──────── RECORDS SHOWN
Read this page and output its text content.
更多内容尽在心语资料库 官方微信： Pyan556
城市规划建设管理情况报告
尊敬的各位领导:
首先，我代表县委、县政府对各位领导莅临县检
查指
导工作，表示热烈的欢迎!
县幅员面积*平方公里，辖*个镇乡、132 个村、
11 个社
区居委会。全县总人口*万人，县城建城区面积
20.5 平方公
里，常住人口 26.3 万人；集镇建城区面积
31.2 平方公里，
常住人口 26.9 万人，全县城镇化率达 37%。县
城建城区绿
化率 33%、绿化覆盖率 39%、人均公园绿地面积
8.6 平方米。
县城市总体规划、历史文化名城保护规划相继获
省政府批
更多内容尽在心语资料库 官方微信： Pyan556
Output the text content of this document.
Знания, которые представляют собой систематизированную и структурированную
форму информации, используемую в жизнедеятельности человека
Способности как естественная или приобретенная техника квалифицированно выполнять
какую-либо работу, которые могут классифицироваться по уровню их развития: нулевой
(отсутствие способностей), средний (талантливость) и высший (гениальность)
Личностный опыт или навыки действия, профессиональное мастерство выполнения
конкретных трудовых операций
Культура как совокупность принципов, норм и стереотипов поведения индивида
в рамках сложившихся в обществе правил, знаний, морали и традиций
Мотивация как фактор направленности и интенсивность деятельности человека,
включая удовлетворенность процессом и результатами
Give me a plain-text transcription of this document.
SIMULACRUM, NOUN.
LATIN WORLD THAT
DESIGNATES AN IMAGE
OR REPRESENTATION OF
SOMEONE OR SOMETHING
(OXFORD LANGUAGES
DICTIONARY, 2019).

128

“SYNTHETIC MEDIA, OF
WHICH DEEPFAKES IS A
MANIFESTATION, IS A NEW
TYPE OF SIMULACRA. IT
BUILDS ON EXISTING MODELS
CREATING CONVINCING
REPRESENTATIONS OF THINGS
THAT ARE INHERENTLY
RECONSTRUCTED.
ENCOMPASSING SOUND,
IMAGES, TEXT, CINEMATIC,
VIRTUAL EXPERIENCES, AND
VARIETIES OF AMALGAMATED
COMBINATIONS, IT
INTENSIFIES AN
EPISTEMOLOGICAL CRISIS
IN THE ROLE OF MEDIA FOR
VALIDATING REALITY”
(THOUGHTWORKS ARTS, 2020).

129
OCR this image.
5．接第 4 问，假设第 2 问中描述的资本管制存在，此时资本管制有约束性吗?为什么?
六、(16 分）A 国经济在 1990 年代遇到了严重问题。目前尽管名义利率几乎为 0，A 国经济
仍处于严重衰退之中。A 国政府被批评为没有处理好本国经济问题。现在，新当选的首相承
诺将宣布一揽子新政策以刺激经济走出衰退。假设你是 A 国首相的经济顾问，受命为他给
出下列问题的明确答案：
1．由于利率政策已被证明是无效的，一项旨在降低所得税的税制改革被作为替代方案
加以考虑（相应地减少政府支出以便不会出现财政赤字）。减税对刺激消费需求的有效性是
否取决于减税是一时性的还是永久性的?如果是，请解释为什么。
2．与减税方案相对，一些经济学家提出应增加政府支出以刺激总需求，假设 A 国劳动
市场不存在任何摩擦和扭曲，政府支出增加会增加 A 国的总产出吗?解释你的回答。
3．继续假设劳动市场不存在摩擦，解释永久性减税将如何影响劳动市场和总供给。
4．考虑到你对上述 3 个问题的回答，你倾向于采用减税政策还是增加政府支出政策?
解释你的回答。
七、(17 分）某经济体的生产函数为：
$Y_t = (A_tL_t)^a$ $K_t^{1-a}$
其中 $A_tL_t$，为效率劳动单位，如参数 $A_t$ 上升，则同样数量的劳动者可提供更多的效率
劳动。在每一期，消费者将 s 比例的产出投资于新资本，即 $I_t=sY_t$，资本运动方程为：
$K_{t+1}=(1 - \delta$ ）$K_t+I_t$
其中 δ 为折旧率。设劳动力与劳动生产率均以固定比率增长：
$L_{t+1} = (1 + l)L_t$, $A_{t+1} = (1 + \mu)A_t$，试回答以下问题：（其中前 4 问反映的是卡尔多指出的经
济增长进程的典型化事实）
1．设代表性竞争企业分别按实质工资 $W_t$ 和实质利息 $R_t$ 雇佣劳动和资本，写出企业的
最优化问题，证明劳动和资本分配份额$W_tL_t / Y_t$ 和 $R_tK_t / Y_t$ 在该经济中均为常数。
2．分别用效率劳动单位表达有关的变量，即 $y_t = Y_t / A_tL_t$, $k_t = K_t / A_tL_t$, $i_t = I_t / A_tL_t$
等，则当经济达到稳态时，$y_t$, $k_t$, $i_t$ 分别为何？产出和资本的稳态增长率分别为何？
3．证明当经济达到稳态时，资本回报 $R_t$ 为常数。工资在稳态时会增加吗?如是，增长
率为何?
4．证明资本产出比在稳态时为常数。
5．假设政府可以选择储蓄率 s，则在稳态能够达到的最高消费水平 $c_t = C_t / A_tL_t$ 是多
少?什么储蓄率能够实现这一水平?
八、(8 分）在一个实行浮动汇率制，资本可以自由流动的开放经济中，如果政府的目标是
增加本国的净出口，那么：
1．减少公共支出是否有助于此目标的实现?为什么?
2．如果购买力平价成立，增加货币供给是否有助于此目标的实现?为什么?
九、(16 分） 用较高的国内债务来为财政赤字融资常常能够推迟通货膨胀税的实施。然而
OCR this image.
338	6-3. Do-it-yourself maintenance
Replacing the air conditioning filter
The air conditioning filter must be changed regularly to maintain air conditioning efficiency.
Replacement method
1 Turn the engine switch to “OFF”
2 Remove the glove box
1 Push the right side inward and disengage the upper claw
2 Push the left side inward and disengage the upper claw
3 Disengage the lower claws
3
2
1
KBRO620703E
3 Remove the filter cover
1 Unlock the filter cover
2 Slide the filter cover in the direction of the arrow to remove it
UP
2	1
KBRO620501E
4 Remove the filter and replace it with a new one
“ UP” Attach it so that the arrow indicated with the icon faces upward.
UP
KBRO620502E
────────────────
WHAT THE TASK ASKS:
Filter out all lines lacking the word "conditioning" and copy the rest.

CORRECT OUTPUT:
Replacing the air conditioning filter
The air conditioning filter must be changed regularly to maintain air conditioning efficiency.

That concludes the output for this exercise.